### Provided data
──────────

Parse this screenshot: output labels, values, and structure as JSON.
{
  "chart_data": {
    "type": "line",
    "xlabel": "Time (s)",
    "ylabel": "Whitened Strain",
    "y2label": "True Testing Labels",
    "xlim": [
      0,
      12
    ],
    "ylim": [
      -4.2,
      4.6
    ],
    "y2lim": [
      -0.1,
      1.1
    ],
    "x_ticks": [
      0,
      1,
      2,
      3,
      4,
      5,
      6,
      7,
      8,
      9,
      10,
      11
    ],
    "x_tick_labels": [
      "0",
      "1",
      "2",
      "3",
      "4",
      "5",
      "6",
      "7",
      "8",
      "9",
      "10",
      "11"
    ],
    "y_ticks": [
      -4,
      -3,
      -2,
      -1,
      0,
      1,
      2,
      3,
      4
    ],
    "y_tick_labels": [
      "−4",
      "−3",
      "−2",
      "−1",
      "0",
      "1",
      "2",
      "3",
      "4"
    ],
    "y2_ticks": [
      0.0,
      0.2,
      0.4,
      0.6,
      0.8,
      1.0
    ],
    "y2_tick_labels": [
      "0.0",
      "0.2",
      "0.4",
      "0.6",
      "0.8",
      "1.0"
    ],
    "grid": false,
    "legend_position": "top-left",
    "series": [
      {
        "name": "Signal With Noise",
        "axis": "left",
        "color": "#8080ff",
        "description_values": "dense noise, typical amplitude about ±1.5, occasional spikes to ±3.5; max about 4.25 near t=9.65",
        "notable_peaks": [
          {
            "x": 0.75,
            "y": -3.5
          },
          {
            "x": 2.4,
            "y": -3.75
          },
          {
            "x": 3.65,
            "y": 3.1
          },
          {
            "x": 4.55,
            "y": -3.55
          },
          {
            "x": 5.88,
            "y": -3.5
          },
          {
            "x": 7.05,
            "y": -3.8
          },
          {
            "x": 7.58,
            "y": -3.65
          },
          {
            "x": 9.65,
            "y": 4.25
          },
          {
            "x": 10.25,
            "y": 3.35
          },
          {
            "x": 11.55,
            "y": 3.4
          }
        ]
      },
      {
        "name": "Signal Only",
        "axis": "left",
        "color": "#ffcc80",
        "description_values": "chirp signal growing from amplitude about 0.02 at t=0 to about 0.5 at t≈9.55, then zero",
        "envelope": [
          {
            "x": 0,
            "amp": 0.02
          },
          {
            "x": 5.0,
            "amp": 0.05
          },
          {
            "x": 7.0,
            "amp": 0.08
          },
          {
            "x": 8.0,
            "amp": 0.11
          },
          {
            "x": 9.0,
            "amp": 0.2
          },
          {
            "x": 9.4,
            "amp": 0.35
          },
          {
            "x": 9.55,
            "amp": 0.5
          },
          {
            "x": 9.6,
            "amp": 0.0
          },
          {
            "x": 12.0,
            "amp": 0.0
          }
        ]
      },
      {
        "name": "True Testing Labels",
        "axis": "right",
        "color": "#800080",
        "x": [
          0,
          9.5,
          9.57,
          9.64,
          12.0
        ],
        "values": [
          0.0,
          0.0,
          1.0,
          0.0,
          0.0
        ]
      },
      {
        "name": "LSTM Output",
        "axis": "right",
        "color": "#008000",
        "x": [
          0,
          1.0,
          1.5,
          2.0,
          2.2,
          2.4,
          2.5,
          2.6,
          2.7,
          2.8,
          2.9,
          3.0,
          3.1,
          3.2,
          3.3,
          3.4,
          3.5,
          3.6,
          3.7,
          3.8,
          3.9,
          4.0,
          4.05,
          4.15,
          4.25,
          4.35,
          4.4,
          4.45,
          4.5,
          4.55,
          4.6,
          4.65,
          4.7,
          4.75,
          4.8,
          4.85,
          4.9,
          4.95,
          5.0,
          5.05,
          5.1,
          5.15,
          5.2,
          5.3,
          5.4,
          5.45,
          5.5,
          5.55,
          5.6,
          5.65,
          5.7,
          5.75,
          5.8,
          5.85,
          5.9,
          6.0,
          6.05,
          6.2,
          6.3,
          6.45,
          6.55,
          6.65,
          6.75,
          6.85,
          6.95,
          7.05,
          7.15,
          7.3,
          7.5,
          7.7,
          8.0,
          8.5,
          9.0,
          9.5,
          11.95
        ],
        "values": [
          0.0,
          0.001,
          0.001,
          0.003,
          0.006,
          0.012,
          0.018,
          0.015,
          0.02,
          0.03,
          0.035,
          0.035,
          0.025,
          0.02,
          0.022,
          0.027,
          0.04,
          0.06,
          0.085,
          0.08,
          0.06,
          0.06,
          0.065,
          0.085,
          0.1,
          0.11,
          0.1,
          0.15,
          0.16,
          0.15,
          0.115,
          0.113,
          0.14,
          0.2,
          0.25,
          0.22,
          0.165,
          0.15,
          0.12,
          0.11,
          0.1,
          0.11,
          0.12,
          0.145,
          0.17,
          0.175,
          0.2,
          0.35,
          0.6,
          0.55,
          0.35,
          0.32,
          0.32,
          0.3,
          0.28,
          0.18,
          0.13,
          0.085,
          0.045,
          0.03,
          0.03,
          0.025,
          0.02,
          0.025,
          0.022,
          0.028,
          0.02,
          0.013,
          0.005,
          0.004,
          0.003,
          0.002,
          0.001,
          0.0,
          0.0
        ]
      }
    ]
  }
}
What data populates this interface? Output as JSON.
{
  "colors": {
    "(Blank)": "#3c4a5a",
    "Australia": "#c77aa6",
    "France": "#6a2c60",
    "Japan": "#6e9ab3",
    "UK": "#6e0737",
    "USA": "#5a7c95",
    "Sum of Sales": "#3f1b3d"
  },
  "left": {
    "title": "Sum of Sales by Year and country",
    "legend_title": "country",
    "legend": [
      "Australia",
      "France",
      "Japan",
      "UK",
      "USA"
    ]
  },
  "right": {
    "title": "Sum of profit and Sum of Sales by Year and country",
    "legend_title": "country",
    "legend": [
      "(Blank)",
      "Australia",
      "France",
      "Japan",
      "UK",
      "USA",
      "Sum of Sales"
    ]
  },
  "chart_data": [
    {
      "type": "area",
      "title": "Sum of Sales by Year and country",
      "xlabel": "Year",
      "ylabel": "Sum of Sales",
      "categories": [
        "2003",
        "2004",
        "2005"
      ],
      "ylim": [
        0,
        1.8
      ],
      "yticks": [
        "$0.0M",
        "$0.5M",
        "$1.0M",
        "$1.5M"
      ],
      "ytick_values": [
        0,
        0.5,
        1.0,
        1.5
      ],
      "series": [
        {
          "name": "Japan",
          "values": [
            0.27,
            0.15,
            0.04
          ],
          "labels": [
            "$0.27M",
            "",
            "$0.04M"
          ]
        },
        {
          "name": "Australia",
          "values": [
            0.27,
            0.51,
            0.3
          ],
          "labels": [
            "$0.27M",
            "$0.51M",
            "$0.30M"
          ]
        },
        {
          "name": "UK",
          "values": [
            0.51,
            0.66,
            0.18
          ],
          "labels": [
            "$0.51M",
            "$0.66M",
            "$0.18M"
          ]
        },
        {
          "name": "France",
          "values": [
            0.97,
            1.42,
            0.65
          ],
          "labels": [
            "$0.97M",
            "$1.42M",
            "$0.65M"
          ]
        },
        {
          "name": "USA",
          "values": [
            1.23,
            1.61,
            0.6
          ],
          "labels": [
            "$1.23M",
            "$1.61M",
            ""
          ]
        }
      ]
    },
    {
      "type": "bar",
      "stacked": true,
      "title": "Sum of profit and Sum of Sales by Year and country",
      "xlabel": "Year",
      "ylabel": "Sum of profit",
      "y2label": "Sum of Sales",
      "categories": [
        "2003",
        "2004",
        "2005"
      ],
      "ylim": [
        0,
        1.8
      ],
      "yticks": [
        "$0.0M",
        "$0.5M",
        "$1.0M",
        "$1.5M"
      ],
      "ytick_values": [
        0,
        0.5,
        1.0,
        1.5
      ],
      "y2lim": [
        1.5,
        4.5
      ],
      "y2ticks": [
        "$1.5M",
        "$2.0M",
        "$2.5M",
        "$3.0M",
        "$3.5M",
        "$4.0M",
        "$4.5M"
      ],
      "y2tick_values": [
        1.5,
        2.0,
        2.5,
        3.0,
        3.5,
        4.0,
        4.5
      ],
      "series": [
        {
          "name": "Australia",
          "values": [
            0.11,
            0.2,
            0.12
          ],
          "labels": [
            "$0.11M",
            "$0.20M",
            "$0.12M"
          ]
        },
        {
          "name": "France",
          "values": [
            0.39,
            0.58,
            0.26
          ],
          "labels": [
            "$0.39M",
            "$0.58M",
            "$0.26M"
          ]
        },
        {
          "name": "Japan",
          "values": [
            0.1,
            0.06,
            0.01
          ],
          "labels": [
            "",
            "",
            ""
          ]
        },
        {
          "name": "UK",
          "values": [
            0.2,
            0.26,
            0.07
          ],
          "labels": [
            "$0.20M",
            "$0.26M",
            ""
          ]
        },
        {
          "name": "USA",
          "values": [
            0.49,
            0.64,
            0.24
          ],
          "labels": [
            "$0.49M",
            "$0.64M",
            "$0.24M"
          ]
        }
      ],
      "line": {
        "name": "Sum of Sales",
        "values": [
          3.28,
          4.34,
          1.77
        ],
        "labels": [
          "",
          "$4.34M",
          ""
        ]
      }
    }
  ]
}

──────────

### Set problem
Gather up every line in the data above that contains the word "profit", copying each one.

### Response
    "title": "Sum of profit and Sum of Sales by Year and country",
      "title": "Sum of profit and Sum of Sales by Year and country",
      "ylabel": "Sum of profit",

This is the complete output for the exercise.